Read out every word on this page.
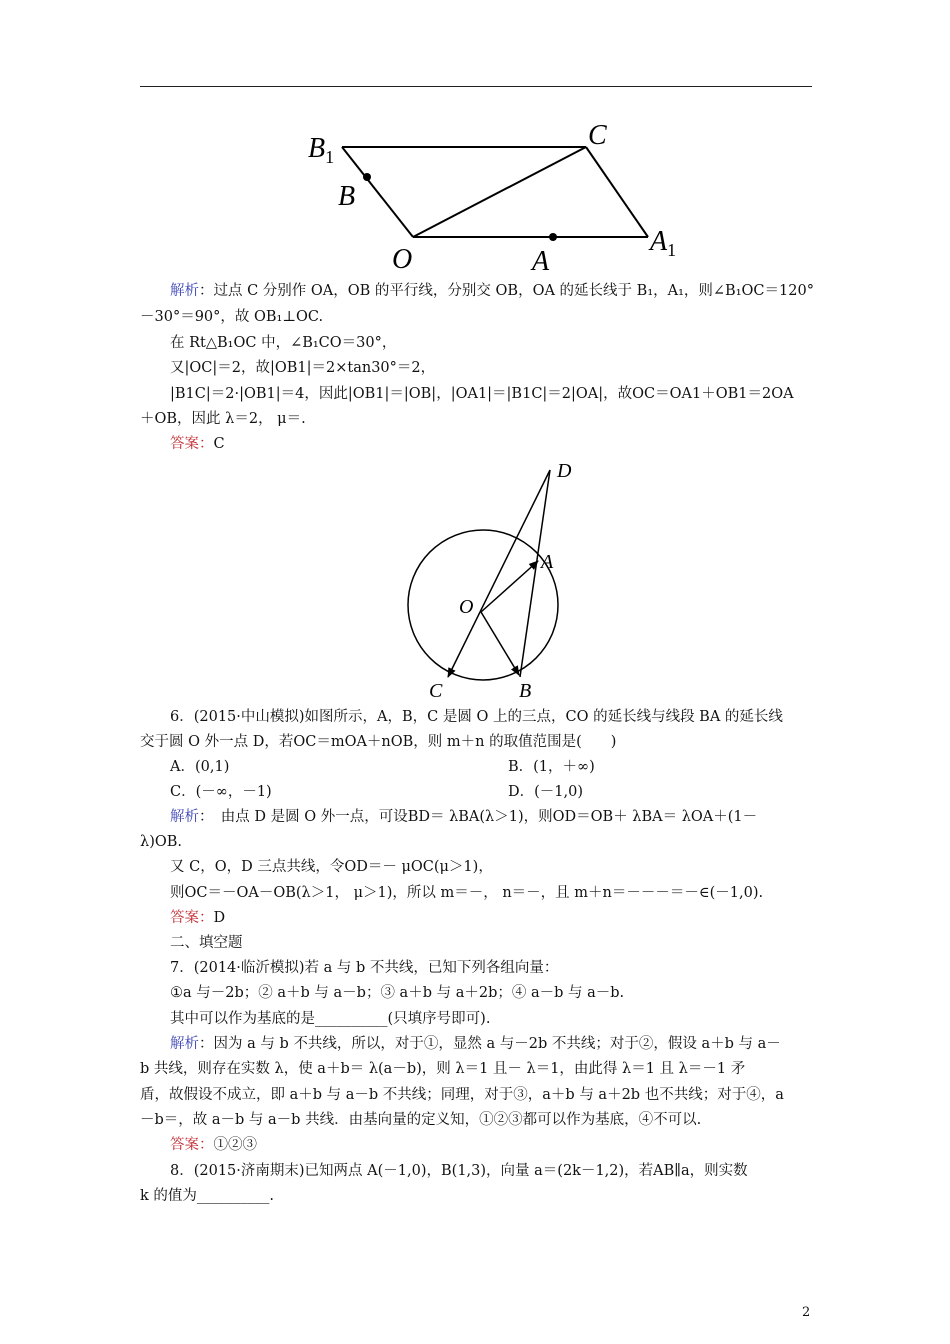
$B_1$
C
B
O	A
$A_1$
解析：过点 C 分别作 OA，OB 的平行线，分别交 OB，OA 的延长线于 B₁，A₁，则∠B₁OC＝120°
－30°＝90°，故 OB₁⊥OC.
在 Rt△B₁OC 中，∠B₁CO＝30°，
又|OC|＝2，故|OB1|＝2×tan30°＝2，
|B1C|＝2·|OB1|＝4，因此|OB1|＝|OB|，|OA1|＝|B1C|＝2|OA|，故OC＝OA1＋OB1＝2OA
＋OB，因此 λ＝2， μ＝.
答案：C
D
A
O
C	B
6．(2015·中山模拟)如图所示，A，B，C 是圆 O 上的三点，CO 的延长线与线段 BA 的延长线
交于圆 O 外一点 D，若OC＝mOA＋nOB，则 m＋n 的取值范围是(　　)
A．(0,1)	B．(1，＋∞)
C．(－∞，－1)	D．(－1,0)
解析：　由点 D 是圆 O 外一点，可设BD＝ λBA(λ＞1)，则OD＝OB＋ λBA＝ λOA＋(1－
λ)OB.
又 C，O，D 三点共线，令OD＝－ μOC(μ＞1)，
则OC＝－OA－OB(λ＞1， μ＞1)，所以 m＝－， n＝－，且 m＋n＝－－－＝－∈(－1,0).
答案：D
二、填空题
7．(2014·临沂模拟)若 a 与 b 不共线，已知下列各组向量：
①a 与－2b；② a＋b 与 a－b；③ a＋b 与 a＋2b；④ a－b 与 a－b.
其中可以作为基底的是__________(只填序号即可).
解析：因为 a 与 b 不共线，所以，对于①，显然 a 与－2b 不共线；对于②，假设 a＋b 与 a－
b 共线，则存在实数 λ，使 a＋b＝ λ(a－b)，则 λ＝1 且－ λ＝1，由此得 λ＝1 且 λ＝－1 矛
盾，故假设不成立，即 a＋b 与 a－b 不共线；同理，对于③，a＋b 与 a＋2b 也不共线；对于④，a
－b＝，故 a－b 与 a－b 共线．由基向量的定义知，①②③都可以作为基底，④不可以.
答案：①②③
8．(2015·济南期末)已知两点 A(－1,0)，B(1,3)，向量 a＝(2k－1,2)，若AB∥a，则实数
k 的值为__________.
2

------------------------------

• [REQUIREMENT] Pictures stay out; reproduce every line of the records exactly.

• [TASK ANSWER]
Read out every word on this page.
$B_1$
C
B
O	A
$A_1$
解析：过点 C 分别作 OA，OB 的平行线，分别交 OB，OA 的延长线于 B₁，A₁，则∠B₁OC＝120°
－30°＝90°，故 OB₁⊥OC.
在 Rt△B₁OC 中，∠B₁CO＝30°，
又|OC|＝2，故|OB1|＝2×tan30°＝2，
|B1C|＝2·|OB1|＝4，因此|OB1|＝|OB|，|OA1|＝|B1C|＝2|OA|，故OC＝OA1＋OB1＝2OA
＋OB，因此 λ＝2， μ＝.
答案：C
D
A
O
C	B
6．(2015·中山模拟)如图所示，A，B，C 是圆 O 上的三点，CO 的延长线与线段 BA 的延长线
交于圆 O 外一点 D，若OC＝mOA＋nOB，则 m＋n 的取值范围是(　　)
A．(0,1)	B．(1，＋∞)
C．(－∞，－1)	D．(－1,0)
解析：　由点 D 是圆 O 外一点，可设BD＝ λBA(λ＞1)，则OD＝OB＋ λBA＝ λOA＋(1－
λ)OB.
又 C，O，D 三点共线，令OD＝－ μOC(μ＞1)，
则OC＝－OA－OB(λ＞1， μ＞1)，所以 m＝－， n＝－，且 m＋n＝－－－＝－∈(－1,0).
答案：D
二、填空题
7．(2014·临沂模拟)若 a 与 b 不共线，已知下列各组向量：
①a 与－2b；② a＋b 与 a－b；③ a＋b 与 a＋2b；④ a－b 与 a－b.
其中可以作为基底的是__________(只填序号即可).
解析：因为 a 与 b 不共线，所以，对于①，显然 a 与－2b 不共线；对于②，假设 a＋b 与 a－
b 共线，则存在实数 λ，使 a＋b＝ λ(a－b)，则 λ＝1 且－ λ＝1，由此得 λ＝1 且 λ＝－1 矛
盾，故假设不成立，即 a＋b 与 a－b 不共线；同理，对于③，a＋b 与 a＋2b 也不共线；对于④，a
－b＝，故 a－b 与 a－b 共线．由基向量的定义知，①②③都可以作为基底，④不可以.
答案：①②③
8．(2015·济南期末)已知两点 A(－1,0)，B(1,3)，向量 a＝(2k－1,2)，若AB∥a，则实数
k 的值为__________.
2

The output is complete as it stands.